### What you should do
Select, from the material below, each line with "wagt" in it.

[Begin Record set]

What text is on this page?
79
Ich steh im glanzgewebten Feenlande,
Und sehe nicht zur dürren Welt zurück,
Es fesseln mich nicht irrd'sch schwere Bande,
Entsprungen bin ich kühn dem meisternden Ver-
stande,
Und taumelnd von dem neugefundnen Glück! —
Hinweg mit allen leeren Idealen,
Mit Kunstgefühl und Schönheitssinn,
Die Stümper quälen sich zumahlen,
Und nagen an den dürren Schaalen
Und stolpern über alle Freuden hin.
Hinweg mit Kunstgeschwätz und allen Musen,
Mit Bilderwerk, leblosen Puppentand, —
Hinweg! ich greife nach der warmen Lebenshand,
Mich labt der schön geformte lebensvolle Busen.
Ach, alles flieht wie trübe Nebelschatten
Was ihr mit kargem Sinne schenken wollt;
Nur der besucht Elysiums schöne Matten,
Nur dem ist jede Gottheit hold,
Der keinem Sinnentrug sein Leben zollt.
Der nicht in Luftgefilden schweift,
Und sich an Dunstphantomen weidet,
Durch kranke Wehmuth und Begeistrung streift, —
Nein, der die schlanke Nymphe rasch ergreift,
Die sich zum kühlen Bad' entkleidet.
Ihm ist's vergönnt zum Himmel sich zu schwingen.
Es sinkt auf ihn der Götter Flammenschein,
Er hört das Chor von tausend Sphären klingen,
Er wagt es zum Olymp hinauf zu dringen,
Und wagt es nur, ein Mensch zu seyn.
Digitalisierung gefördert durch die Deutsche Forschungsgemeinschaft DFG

[End Record set]

### Result of this exercise
Er wagt es zum Olymp hinauf zu dringen,
Und wagt es nur, ein Mensch zu seyn.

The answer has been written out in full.